# WORK TO BE COMPLETED
From the entries that follow, pick out all lines holding "Business".
--- MATERIAL TO PROCESS ---
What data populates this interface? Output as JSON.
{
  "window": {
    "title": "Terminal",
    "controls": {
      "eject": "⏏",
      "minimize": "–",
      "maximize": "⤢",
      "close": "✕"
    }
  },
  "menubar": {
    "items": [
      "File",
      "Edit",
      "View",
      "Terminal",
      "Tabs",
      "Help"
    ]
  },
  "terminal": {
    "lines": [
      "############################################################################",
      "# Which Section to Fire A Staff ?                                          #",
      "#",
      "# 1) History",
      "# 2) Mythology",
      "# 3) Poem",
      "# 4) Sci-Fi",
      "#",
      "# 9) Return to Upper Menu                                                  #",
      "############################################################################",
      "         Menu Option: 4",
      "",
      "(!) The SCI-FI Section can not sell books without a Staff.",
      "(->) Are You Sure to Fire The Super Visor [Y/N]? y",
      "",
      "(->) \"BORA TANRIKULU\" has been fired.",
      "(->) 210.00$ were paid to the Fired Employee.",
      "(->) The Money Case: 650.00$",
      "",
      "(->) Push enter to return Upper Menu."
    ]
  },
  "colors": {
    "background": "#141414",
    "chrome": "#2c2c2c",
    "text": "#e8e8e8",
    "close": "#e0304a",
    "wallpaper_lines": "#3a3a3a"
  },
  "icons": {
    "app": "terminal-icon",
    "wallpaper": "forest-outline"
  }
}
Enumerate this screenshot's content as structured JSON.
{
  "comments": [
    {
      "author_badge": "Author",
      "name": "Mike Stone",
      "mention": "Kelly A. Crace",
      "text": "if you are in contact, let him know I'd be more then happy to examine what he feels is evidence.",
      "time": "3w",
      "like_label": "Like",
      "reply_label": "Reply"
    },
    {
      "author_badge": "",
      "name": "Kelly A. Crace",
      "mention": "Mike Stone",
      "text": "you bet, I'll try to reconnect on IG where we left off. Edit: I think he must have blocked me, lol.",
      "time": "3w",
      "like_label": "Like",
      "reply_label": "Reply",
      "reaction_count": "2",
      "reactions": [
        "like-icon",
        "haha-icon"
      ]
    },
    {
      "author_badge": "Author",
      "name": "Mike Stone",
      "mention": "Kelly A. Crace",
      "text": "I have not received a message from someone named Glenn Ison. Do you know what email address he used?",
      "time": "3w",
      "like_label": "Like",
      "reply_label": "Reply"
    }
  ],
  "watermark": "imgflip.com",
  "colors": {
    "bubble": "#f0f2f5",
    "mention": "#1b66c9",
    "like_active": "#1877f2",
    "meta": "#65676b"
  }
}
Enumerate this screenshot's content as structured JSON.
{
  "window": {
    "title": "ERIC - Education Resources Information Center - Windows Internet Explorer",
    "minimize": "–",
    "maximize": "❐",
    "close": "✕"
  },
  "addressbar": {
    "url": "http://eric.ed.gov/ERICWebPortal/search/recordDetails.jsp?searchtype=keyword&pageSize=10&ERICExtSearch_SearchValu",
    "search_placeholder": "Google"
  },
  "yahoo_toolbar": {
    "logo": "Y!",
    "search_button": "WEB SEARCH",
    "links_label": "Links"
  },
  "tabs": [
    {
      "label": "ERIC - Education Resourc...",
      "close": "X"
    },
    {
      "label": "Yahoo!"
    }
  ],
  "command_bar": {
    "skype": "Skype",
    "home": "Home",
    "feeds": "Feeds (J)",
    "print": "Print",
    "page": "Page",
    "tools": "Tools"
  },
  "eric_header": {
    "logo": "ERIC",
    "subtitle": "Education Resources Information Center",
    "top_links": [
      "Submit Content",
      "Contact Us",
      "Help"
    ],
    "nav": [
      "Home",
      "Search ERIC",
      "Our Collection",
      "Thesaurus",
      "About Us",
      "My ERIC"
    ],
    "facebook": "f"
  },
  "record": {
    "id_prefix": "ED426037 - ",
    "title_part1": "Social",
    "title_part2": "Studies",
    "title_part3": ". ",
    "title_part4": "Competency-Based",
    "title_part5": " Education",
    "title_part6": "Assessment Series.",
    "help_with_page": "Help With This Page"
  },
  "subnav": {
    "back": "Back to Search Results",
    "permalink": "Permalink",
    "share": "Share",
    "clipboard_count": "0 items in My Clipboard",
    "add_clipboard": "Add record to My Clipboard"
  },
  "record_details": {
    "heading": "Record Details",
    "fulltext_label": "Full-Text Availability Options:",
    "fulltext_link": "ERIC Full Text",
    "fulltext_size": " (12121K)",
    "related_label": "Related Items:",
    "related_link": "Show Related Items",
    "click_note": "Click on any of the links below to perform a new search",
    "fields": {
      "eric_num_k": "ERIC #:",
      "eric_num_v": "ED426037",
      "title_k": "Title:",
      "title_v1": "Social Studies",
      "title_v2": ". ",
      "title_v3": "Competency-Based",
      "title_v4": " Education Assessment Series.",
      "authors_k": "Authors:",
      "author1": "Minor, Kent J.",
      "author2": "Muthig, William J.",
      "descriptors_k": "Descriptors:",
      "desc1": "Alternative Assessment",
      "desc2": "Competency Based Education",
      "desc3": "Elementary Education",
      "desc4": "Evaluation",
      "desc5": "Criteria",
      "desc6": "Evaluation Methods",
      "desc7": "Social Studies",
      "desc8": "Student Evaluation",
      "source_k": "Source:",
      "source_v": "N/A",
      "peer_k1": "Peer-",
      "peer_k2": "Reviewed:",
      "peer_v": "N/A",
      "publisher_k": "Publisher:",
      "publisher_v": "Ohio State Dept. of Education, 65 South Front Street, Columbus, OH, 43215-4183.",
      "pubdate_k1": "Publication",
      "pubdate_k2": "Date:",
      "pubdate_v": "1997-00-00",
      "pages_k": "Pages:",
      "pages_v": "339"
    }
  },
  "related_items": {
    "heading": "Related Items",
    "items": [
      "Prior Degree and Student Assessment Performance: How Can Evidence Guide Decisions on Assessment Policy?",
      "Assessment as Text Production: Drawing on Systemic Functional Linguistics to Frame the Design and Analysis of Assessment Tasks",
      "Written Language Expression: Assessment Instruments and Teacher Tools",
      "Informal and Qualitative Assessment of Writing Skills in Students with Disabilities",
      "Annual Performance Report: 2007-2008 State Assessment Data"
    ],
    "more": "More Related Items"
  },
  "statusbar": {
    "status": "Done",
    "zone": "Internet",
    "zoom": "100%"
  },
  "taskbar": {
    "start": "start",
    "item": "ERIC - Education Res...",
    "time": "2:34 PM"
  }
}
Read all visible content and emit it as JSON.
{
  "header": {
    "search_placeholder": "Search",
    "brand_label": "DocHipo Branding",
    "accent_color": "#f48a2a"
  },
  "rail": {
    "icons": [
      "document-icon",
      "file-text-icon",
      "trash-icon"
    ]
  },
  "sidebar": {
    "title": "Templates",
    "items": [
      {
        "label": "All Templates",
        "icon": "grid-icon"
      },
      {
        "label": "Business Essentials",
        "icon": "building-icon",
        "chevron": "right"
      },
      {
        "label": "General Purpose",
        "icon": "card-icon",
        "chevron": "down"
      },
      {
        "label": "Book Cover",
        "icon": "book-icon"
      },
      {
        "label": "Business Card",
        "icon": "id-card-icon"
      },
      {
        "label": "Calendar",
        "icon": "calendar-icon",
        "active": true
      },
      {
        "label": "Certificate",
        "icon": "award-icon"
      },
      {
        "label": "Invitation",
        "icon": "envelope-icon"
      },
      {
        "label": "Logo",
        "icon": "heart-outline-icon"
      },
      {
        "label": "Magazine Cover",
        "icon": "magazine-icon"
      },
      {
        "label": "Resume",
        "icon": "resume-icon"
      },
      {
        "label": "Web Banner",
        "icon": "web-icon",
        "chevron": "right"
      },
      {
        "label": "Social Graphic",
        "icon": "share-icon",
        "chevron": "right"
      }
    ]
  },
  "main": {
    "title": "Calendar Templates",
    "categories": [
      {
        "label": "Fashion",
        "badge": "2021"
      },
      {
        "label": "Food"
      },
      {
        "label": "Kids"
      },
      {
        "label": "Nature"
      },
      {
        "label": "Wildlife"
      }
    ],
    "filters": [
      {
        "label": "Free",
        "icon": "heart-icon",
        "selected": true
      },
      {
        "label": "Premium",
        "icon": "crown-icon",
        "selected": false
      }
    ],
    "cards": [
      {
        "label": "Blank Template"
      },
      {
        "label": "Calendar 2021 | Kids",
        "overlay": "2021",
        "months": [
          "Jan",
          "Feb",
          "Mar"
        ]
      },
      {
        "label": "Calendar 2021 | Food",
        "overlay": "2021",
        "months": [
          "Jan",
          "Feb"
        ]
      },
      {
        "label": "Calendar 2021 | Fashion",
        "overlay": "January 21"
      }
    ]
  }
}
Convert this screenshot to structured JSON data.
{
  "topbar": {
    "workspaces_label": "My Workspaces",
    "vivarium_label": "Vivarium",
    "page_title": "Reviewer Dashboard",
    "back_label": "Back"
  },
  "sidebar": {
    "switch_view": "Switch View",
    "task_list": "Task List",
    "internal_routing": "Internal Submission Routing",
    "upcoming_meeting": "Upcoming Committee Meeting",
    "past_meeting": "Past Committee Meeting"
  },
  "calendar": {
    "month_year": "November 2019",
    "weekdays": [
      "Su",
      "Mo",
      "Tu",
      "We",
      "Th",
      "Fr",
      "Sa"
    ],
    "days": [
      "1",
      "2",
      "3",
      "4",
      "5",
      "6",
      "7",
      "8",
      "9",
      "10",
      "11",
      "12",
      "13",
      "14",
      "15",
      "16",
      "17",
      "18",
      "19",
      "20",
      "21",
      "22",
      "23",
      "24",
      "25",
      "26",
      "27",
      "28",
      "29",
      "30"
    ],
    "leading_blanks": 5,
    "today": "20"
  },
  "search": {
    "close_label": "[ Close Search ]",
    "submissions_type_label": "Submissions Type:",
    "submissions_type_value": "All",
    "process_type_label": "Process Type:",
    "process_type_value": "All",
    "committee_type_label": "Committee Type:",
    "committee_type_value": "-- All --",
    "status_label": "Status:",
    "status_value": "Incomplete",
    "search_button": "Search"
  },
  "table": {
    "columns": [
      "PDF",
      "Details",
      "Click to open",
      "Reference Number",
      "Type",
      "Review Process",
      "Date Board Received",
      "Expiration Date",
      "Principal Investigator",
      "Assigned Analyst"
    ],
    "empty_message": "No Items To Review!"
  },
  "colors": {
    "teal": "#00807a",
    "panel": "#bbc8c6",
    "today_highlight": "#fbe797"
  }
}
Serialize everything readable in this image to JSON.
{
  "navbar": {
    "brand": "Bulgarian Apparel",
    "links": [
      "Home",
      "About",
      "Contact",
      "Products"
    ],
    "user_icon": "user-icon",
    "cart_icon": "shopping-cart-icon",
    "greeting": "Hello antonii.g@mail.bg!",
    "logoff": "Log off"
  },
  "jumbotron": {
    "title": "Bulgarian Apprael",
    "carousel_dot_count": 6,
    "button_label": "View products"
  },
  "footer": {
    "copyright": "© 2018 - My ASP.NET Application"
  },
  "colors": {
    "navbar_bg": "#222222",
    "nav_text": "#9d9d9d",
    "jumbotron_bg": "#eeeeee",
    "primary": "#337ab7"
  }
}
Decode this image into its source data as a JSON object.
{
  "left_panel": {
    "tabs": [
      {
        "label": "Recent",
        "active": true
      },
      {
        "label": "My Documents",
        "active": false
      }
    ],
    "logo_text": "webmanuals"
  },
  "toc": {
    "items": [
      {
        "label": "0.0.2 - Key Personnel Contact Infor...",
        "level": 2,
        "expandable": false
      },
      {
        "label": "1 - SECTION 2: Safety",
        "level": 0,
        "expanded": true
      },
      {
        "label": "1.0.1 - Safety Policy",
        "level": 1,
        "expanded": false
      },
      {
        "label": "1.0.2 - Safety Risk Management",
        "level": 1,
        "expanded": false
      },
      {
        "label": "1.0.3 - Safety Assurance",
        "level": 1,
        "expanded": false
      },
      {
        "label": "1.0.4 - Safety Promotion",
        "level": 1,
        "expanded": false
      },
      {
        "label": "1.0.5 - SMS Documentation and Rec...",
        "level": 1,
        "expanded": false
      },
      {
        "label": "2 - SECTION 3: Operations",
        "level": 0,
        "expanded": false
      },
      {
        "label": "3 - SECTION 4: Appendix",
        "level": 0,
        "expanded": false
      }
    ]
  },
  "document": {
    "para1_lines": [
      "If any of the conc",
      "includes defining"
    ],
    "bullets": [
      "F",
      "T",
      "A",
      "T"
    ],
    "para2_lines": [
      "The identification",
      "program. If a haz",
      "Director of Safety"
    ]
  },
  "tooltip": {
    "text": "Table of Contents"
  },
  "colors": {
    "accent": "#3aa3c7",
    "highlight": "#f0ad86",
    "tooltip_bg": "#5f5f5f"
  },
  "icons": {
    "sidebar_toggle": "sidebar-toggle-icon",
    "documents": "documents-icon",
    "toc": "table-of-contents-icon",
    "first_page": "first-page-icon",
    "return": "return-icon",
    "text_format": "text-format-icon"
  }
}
---
# RESULT
        "label": "Business Essentials",
        "label": "Business Card",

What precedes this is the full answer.